══ RECORD EXTRACTS ══
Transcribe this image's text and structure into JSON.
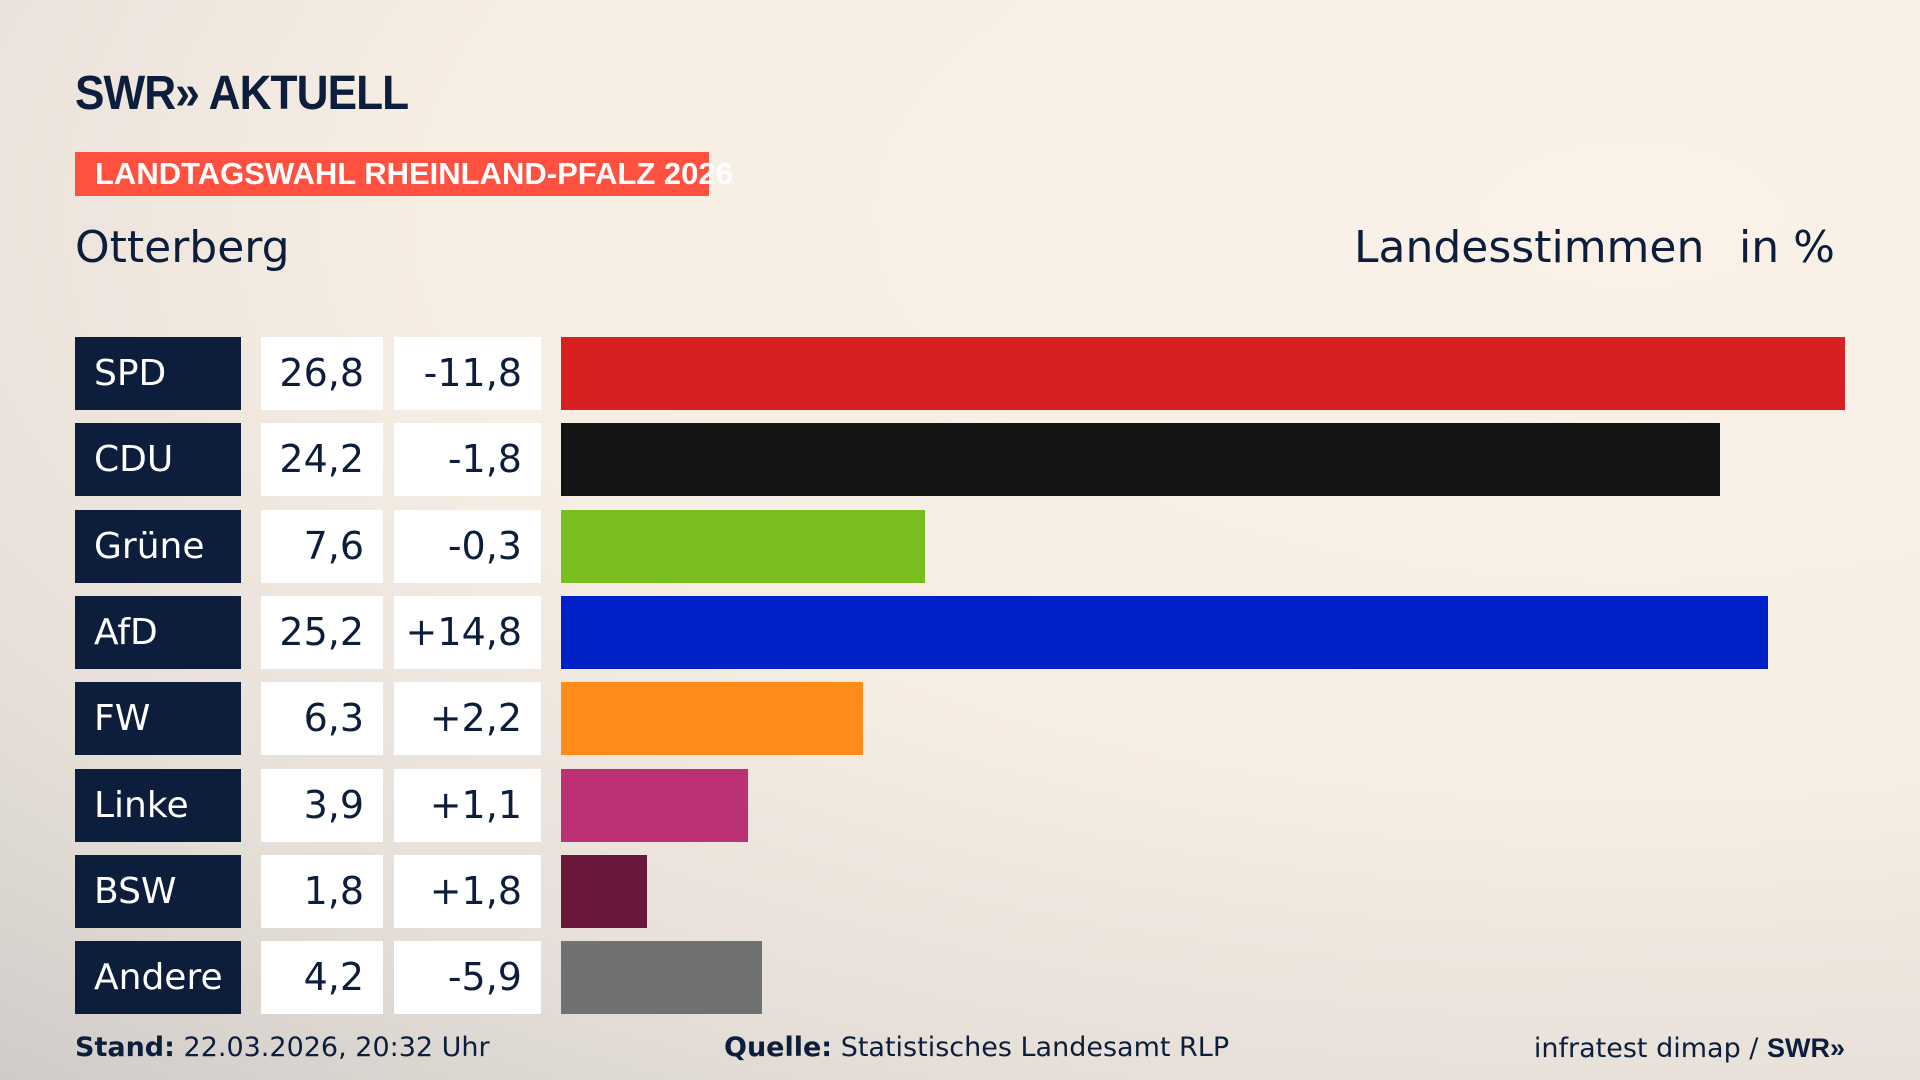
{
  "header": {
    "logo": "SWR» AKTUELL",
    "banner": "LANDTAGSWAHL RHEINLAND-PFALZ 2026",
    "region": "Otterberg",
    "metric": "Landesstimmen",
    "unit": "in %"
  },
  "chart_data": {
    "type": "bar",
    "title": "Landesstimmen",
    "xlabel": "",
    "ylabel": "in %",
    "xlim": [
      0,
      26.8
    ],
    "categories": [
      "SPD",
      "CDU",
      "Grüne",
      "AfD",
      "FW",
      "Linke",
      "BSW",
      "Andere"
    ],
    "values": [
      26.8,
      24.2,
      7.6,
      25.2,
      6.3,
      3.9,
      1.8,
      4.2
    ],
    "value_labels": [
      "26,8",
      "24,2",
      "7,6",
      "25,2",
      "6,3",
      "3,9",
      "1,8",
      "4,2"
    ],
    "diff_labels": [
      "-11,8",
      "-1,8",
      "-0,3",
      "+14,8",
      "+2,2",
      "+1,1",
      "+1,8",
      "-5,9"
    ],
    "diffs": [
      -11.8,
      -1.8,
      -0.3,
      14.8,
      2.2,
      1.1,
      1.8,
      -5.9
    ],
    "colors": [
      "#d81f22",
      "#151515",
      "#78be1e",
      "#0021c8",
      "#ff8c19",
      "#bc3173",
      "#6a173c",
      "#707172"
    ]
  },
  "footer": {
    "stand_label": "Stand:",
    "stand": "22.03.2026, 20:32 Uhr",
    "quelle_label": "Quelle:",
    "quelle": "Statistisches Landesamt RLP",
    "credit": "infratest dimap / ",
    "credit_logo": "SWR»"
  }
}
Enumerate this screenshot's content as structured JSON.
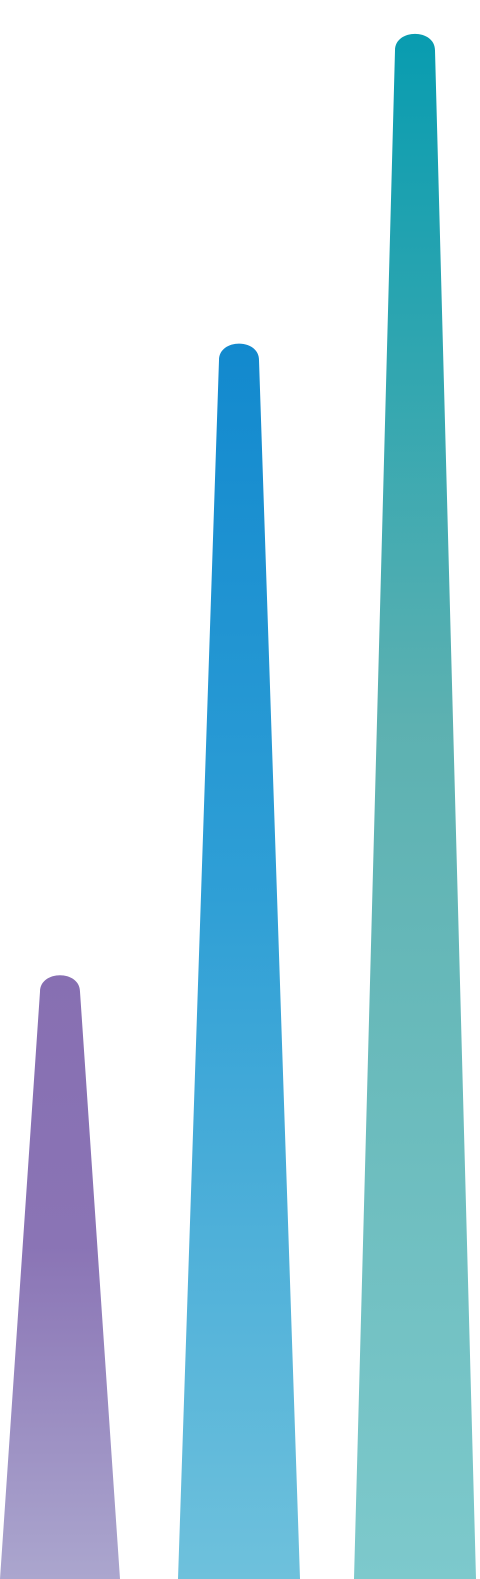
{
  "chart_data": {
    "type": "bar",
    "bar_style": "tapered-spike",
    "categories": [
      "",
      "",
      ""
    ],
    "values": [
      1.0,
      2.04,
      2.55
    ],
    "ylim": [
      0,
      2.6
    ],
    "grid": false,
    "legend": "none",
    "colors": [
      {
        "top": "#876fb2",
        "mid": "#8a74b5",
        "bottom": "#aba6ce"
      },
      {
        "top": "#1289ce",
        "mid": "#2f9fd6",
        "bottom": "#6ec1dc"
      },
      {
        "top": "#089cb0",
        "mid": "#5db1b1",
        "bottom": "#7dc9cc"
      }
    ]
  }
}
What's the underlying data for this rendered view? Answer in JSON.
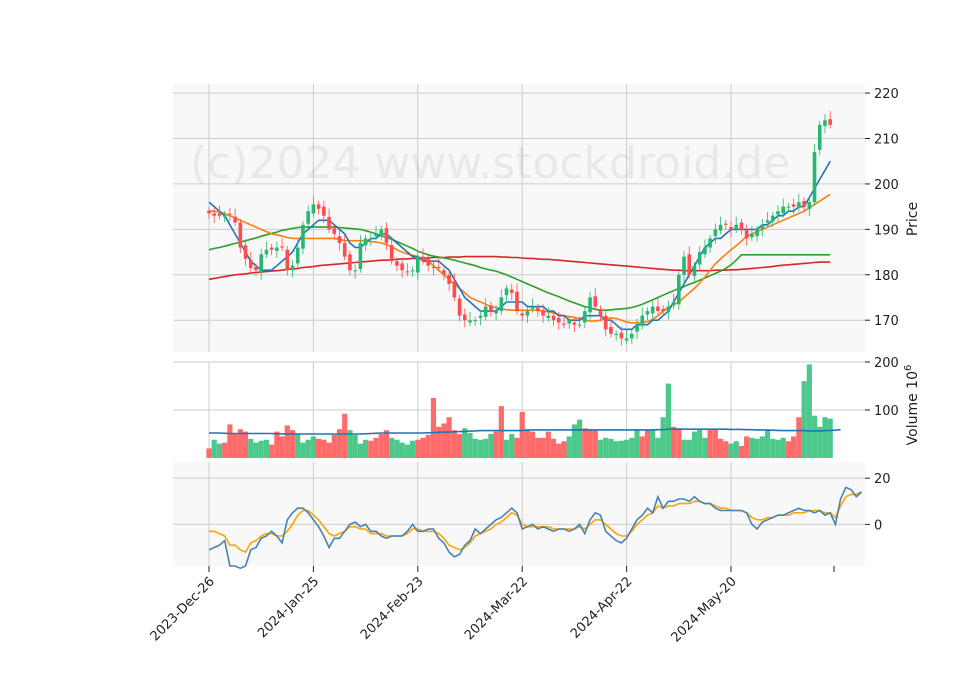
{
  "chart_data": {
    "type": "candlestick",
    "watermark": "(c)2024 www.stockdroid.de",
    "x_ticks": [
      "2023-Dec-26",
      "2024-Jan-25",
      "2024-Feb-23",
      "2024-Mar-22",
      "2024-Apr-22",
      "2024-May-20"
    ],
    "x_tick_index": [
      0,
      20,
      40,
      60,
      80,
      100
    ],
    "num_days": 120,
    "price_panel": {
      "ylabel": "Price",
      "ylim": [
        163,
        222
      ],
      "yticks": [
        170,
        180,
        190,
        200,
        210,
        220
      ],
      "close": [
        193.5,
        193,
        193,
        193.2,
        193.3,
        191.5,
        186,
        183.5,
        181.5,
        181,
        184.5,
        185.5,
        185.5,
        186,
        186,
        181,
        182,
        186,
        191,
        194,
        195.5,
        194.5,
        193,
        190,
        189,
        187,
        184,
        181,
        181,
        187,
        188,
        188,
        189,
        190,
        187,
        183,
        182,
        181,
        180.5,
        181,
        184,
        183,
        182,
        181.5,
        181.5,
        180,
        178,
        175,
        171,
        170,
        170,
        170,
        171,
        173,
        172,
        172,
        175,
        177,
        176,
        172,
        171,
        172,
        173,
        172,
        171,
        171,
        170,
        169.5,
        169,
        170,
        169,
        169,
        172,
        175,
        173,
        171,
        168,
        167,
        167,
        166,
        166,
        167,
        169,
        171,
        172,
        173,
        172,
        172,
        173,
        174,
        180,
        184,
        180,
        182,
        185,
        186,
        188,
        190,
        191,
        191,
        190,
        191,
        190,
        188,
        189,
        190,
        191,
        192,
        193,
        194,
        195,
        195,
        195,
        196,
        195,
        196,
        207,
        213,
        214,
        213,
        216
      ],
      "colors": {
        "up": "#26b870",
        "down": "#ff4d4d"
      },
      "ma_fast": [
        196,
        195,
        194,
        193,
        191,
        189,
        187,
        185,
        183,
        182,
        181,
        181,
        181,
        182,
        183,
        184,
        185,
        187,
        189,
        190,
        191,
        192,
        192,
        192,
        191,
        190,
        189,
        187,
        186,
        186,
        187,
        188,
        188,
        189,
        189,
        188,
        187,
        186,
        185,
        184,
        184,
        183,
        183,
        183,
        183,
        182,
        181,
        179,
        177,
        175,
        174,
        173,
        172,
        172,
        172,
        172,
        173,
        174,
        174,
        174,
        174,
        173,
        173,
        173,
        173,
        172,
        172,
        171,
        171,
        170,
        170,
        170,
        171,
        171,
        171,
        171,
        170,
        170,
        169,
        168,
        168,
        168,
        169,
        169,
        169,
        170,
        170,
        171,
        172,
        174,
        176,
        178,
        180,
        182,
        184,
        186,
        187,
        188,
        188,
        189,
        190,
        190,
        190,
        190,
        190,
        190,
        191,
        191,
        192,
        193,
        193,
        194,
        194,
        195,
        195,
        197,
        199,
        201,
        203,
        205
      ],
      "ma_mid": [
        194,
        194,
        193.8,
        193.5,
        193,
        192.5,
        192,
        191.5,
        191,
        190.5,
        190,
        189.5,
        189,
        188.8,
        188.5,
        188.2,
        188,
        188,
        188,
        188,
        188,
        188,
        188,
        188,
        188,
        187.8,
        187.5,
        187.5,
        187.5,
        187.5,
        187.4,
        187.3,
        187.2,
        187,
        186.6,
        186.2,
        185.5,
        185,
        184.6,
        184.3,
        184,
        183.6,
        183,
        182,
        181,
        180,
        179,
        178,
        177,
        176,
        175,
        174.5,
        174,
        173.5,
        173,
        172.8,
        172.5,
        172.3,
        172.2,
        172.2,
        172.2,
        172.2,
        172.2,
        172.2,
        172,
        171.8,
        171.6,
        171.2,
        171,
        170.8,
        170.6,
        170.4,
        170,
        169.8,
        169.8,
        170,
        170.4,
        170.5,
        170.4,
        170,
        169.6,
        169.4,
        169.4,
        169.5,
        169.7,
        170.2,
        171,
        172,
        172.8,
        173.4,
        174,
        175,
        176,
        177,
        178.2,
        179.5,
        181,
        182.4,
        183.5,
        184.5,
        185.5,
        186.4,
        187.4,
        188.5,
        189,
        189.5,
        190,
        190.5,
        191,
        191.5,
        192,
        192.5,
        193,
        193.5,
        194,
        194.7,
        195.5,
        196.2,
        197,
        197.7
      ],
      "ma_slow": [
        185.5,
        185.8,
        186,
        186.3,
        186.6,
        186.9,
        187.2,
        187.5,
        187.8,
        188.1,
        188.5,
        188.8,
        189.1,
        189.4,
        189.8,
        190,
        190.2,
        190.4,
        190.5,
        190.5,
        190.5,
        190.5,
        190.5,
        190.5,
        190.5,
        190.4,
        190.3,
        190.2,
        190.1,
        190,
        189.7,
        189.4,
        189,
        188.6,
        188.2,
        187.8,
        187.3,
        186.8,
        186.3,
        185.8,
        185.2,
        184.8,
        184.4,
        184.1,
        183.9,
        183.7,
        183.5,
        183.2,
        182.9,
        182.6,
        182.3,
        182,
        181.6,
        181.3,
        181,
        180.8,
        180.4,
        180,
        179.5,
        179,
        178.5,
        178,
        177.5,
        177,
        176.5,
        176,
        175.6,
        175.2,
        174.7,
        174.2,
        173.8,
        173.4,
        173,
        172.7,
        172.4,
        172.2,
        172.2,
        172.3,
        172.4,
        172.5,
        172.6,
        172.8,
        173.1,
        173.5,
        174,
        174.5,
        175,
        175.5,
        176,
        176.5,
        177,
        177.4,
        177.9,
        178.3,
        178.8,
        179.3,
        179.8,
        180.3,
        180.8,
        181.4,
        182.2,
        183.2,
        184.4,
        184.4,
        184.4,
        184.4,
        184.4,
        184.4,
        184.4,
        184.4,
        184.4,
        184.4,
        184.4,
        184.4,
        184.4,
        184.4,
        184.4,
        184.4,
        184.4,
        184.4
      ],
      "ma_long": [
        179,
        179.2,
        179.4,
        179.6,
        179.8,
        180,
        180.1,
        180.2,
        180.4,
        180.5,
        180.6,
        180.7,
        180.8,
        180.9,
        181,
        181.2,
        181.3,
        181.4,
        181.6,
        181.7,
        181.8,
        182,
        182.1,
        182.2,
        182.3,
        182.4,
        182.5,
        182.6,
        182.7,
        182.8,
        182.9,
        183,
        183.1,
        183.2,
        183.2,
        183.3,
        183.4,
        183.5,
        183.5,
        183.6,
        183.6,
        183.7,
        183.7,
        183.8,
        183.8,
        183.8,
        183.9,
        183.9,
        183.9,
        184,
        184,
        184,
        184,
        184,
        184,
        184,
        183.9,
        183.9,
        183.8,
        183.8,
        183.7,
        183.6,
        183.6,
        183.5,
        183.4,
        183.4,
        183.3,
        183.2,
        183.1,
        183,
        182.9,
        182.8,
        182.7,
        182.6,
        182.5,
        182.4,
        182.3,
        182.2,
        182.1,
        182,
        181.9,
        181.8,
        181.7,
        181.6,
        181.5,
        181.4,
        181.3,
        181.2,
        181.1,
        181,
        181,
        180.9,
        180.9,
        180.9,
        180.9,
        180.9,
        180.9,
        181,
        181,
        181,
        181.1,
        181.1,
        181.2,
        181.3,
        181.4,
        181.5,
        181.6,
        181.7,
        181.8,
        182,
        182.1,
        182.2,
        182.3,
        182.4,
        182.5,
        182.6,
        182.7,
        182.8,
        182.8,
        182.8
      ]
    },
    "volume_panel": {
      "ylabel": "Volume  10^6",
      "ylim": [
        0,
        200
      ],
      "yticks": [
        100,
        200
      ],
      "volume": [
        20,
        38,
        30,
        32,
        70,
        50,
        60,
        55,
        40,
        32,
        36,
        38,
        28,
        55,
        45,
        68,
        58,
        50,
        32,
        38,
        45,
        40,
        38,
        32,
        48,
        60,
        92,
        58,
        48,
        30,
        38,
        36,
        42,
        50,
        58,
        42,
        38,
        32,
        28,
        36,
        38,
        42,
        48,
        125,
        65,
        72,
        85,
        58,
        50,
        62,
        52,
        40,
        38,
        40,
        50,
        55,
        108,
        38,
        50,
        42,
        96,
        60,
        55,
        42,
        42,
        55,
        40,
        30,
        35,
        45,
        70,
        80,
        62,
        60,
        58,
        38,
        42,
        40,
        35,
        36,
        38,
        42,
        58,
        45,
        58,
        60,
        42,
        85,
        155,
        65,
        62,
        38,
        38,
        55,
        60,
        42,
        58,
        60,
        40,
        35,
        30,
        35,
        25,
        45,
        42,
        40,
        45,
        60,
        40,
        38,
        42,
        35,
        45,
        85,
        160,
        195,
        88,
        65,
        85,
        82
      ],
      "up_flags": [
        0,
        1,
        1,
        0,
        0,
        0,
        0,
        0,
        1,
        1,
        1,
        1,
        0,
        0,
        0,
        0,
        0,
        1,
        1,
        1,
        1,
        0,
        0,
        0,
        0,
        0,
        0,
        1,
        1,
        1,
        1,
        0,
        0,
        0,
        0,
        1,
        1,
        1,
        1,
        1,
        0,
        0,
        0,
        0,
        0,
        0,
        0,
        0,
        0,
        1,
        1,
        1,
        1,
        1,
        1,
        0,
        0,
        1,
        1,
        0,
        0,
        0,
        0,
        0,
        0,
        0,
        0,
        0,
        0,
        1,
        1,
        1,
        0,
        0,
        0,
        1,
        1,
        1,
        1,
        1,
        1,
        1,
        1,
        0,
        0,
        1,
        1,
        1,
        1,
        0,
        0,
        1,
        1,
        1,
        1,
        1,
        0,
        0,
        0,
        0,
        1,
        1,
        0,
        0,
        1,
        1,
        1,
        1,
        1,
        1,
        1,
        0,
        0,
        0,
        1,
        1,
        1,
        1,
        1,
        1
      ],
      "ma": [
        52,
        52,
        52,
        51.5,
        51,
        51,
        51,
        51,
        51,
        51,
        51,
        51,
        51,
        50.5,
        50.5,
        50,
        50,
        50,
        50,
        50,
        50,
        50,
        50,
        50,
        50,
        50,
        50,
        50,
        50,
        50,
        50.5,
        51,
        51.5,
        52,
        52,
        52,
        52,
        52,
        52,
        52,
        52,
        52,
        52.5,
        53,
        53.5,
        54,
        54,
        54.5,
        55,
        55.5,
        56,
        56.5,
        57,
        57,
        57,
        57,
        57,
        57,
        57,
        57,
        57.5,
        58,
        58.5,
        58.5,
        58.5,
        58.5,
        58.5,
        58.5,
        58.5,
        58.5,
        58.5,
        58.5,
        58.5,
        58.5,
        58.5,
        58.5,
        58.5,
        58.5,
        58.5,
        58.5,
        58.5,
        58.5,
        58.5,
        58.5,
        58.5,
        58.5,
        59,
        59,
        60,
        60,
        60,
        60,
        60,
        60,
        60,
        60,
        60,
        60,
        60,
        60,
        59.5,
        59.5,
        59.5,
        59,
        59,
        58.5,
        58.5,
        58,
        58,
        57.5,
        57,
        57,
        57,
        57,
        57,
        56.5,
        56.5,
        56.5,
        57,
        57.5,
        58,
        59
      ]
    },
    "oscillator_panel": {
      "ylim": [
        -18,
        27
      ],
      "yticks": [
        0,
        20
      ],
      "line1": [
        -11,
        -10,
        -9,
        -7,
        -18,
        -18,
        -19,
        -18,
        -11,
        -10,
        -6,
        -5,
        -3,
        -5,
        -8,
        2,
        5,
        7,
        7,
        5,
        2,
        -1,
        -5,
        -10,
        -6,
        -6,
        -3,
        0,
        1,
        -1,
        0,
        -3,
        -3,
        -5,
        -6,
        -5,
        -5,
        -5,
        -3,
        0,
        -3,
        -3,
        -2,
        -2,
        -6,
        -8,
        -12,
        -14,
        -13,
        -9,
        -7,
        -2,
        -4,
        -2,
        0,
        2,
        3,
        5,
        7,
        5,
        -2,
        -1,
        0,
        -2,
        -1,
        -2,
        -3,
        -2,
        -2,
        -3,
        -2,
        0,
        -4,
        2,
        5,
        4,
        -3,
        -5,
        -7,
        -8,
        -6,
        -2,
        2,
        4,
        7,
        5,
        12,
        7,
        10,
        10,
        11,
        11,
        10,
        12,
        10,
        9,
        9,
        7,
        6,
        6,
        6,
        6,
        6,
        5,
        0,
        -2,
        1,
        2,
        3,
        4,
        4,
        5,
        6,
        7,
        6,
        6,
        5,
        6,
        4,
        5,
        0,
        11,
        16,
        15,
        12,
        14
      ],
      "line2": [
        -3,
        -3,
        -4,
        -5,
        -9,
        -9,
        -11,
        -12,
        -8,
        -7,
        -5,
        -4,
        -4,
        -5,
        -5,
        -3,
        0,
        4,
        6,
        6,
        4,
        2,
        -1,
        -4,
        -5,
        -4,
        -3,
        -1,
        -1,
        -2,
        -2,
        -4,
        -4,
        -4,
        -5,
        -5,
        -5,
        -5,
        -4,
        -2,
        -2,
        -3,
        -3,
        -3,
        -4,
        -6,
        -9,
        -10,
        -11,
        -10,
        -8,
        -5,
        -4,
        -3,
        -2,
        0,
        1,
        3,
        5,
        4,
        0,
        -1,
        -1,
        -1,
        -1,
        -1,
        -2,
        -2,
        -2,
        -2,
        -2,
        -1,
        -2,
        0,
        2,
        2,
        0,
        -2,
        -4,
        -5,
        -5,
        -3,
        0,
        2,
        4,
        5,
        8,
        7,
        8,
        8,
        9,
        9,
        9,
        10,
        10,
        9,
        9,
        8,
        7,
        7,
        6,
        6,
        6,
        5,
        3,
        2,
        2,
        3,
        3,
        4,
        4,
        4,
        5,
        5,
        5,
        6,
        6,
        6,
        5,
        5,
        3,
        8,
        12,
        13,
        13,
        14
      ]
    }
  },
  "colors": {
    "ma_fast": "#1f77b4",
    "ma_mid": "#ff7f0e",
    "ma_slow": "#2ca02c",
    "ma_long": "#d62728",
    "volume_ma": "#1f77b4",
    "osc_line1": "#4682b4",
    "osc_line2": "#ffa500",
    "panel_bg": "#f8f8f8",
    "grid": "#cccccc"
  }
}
═══
Identify each line in the records above that contains the word "bottom", and copy it out in full.

        "bottom": "#aba6ce"
        "bottom": "#6ec1dc"
        "bottom": "#7dc9cc"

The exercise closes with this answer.